Brief A: In the passage on nasogastric tube feeding after stroke, what did the State of Victoria's training manual suggest?
Brief B: Resume the passage on nasogastric tube feeding after stroke, continuing from its last sentence.

Text shown:
====

In our study, documentation of prior discussions with the family was poor. This could have been due to poor documentation in general or due to perception that the procedure had low risk [21]. A review of the training manual developed by the State of Victoria suggested that consent is required prior to nasogastric tube insertion [22].

Pneumonia

The rate of pneumonia among our patients with NGT is high and is consistent with observations in the literature [5, 23]. One study reported rate of 44% while another reported rate of 76% by day 7 [5, 23]. Our finding on the importance of stroke severity to post-stroke pneumonia is consistent with that observed by Australian investigators made similar finding who used immobility as surrogate for stroke severity [24]. There is conflicting evidence on the use of metoclopramide in preventing post-stroke pneumonia among patients who had NGT feeding [25, 26]. One randomized trial suggested that metoclopramide delayed onset of pneumonia but did not affect development of pneumonia. In 2021, the European Stroke Organization Guidelines suggest using metoclopramide to “promote gastric emptying and reduce the risk of esophago-pharyngeal regurgitation with subsequent aspiration” [21]. The Guidelines did acknowledged that this recommendation was based on low quality evidence and the strength of recommendation was weak [21].

====

Extracted records:

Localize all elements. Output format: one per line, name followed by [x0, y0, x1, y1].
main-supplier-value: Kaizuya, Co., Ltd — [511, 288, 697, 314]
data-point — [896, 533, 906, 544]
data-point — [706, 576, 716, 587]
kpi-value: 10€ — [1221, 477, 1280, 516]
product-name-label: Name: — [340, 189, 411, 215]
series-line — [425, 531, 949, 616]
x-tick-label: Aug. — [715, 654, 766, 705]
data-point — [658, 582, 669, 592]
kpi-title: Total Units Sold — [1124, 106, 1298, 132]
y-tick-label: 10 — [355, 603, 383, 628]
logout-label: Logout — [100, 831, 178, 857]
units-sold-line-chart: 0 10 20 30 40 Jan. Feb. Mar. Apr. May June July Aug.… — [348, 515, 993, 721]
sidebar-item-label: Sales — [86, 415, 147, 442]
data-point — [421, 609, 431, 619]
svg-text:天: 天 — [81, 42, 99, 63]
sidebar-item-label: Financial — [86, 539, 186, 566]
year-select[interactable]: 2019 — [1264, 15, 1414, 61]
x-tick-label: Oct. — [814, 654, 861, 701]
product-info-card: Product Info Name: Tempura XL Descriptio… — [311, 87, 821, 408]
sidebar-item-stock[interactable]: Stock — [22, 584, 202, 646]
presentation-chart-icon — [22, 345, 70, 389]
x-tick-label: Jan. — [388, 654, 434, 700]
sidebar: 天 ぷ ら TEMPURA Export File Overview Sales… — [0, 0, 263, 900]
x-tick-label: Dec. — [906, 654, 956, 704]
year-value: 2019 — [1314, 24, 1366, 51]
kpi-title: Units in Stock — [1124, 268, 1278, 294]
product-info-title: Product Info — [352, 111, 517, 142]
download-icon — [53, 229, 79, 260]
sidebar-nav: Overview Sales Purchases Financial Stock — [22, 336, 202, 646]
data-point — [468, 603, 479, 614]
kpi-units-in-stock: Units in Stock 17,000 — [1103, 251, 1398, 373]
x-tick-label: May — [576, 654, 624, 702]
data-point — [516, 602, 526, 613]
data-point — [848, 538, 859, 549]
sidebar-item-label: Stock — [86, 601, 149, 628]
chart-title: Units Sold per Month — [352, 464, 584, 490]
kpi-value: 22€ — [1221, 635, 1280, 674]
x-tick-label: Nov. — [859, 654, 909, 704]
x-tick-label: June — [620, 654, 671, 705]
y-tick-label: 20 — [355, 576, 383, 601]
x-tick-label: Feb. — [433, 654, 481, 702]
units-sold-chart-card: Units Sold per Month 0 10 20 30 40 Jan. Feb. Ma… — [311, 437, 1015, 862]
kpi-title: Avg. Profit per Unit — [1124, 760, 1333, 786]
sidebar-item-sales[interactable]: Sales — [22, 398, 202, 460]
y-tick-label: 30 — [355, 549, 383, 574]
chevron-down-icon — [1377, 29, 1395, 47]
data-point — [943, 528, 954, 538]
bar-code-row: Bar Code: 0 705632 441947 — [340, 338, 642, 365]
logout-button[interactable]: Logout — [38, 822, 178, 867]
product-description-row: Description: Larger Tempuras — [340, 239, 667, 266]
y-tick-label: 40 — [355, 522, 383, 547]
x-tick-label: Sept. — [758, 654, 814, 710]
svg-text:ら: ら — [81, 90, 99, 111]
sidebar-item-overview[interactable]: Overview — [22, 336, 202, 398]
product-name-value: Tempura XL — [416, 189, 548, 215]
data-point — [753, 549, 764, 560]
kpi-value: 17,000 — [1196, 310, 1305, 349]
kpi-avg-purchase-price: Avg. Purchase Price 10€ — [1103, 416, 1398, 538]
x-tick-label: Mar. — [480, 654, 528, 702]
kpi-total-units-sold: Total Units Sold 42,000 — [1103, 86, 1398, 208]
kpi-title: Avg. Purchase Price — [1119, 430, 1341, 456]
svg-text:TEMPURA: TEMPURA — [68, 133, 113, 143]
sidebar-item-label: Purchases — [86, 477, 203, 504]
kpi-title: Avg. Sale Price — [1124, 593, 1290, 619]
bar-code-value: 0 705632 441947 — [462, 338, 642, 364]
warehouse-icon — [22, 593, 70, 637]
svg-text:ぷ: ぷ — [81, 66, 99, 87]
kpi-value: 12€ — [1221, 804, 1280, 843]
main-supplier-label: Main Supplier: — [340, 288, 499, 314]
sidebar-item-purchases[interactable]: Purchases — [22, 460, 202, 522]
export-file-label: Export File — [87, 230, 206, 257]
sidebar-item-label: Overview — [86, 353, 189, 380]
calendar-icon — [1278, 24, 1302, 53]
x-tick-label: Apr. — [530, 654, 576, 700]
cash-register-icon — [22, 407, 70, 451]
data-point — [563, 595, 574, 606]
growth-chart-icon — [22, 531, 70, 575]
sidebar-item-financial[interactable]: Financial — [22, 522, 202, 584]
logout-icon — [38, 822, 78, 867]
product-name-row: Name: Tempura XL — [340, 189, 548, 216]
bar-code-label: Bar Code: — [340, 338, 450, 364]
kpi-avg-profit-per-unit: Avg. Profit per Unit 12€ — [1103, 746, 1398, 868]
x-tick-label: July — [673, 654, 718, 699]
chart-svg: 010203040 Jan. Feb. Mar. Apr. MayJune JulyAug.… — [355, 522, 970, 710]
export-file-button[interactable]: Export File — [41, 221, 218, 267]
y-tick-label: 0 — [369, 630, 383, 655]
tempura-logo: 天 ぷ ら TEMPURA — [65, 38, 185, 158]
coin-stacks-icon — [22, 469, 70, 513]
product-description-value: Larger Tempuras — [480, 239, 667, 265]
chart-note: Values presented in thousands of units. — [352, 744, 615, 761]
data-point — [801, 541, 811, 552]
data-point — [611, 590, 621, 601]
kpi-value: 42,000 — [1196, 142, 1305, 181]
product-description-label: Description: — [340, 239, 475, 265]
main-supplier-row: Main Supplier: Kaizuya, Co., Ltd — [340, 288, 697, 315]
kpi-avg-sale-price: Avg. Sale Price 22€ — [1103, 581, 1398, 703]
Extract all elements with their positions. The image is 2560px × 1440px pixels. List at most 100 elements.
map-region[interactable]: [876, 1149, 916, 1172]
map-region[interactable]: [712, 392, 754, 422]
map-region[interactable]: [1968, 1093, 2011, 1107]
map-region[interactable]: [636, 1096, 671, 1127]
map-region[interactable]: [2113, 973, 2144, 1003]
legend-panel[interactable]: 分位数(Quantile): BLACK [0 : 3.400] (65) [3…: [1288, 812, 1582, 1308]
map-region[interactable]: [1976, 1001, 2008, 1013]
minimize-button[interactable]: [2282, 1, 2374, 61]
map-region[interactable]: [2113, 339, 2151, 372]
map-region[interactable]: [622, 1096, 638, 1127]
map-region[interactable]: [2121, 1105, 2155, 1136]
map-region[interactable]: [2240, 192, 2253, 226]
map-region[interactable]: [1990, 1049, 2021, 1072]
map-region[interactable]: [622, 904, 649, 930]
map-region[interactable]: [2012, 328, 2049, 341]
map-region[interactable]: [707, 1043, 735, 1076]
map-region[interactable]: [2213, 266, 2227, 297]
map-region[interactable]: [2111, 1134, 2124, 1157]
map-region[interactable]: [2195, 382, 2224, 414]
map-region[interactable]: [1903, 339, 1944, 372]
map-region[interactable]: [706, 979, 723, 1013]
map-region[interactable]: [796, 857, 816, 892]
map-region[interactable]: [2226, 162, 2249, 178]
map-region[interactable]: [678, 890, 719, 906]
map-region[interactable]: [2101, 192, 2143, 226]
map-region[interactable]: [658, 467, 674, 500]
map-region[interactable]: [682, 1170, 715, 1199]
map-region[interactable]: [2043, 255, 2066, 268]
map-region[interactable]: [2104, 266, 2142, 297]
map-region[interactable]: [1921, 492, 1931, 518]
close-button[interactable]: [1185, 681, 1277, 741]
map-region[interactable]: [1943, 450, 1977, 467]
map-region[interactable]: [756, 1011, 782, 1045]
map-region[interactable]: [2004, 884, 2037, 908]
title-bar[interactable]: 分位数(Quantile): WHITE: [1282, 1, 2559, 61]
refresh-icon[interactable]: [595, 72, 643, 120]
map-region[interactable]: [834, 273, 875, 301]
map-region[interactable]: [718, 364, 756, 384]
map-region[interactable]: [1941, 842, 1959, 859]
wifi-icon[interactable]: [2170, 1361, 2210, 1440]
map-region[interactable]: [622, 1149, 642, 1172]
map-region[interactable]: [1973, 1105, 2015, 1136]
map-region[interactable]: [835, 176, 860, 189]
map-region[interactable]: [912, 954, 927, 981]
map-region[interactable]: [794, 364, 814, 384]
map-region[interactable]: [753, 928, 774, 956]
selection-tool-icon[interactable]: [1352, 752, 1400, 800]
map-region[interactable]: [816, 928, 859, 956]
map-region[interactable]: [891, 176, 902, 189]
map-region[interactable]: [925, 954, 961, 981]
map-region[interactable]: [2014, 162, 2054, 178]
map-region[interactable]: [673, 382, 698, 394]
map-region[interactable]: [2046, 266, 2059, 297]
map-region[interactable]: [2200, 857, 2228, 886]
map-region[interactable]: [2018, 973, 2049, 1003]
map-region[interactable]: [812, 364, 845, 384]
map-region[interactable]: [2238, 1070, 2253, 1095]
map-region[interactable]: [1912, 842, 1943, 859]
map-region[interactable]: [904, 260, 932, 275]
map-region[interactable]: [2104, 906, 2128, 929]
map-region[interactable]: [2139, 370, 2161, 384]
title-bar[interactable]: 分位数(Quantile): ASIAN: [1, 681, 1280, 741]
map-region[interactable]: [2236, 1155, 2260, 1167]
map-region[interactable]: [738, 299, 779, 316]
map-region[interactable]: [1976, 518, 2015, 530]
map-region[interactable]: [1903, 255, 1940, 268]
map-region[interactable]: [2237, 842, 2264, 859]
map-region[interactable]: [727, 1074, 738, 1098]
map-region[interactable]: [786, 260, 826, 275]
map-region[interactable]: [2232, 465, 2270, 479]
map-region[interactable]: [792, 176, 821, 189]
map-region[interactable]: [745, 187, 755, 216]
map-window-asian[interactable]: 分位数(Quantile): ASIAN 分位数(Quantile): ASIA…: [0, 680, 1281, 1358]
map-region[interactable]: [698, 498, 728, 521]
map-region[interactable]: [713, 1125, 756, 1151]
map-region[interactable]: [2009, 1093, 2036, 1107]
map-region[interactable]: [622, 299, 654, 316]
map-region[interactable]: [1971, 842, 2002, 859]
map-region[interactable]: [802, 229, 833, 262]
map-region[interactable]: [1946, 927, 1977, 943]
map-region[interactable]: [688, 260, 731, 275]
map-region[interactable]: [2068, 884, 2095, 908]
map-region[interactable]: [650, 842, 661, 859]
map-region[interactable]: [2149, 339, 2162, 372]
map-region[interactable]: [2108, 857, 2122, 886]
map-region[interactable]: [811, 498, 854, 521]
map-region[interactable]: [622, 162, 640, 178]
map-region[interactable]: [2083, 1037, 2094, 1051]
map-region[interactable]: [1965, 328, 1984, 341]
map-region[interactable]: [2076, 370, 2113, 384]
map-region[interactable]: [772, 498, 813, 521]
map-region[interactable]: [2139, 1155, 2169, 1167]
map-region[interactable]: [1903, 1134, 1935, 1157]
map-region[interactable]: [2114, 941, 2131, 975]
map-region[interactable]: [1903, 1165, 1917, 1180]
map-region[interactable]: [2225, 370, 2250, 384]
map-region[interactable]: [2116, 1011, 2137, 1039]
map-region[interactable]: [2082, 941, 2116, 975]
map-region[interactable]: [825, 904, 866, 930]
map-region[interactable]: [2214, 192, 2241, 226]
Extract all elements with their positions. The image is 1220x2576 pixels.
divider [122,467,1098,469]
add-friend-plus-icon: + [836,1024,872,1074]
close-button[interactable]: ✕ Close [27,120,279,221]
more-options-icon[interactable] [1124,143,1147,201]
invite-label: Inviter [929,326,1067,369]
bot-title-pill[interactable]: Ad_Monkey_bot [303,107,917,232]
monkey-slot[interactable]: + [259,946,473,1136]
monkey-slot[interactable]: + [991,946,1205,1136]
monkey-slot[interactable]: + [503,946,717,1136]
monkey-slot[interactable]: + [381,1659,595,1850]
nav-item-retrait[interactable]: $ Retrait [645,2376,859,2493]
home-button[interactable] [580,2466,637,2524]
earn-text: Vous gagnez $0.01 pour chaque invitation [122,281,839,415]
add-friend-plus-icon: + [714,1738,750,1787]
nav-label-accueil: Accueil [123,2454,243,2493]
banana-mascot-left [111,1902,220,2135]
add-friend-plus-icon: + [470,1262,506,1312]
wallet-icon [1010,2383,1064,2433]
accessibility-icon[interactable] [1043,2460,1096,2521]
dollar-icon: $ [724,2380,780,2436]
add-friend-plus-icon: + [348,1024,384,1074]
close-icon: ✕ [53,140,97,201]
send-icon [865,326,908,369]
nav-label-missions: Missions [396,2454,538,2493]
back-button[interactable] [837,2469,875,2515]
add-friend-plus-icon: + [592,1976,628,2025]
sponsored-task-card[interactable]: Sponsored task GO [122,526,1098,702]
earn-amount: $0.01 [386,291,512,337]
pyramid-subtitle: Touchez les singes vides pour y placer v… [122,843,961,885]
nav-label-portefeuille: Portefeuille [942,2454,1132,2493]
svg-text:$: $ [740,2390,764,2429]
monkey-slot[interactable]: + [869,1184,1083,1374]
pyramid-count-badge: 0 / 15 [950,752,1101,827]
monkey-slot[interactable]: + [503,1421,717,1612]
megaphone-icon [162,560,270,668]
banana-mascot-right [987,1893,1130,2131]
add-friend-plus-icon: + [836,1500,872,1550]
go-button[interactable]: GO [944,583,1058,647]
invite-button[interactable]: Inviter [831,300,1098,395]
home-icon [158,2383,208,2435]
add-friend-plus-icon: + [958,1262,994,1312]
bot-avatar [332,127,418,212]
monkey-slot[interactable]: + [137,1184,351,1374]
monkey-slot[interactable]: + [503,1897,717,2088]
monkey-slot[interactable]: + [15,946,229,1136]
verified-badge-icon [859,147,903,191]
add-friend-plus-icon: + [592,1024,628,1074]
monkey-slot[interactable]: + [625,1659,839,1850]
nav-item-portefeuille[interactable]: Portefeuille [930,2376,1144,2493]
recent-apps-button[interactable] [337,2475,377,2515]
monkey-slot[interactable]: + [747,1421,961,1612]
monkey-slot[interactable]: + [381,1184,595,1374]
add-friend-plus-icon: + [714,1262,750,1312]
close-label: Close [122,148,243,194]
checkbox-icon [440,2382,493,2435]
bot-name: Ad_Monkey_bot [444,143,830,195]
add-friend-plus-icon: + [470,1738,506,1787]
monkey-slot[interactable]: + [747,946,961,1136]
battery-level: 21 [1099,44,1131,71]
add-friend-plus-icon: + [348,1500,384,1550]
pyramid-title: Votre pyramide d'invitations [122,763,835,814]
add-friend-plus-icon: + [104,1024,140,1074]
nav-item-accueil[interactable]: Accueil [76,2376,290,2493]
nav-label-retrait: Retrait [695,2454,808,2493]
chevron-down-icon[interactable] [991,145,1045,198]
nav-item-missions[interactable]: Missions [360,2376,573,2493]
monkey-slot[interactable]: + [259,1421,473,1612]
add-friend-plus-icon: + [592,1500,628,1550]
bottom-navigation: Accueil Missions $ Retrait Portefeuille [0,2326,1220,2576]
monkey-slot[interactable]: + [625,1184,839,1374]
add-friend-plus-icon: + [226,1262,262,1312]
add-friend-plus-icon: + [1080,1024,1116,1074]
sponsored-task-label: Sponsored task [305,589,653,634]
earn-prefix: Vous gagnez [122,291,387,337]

====

Answer space A: It suggested that consent is required before a nasogastric tube is inserted.

Answer space B:
Mortality

Using a decision tree approach, we construct a hierarchy of variables associated with mortality among patients with nasogastric tube. In our cohort, those age 60 or more with high stroke severity were more likely to die after NGT insertion. This was the case even among those above age of 60 and NIHSS below 10. The findings are of use when discussing with patient and family on prognosis.

Proposal for Improvement

The lessons from this audit will be used to improve our nasogastric tube insertion, namely the use of consent and data from this project to inform patients and carers. An understanding of the potential complications can aid in the process of insertion. One group proposed this strategy to reduce complications: “adoption of a more compliant feeding tube, direct supervision of residents, technology-guided insertion, and implementation of explicit policies and procedures” [11]. We can add inserting nasogastric tube in the morning by an experience operator. This will give time to perform CXR to evaluate for potential complications. A variety of interventions have been proposed to aid maintenance of NGT in place such as mittens and nasal bridle, but these are not supported by evidence [27].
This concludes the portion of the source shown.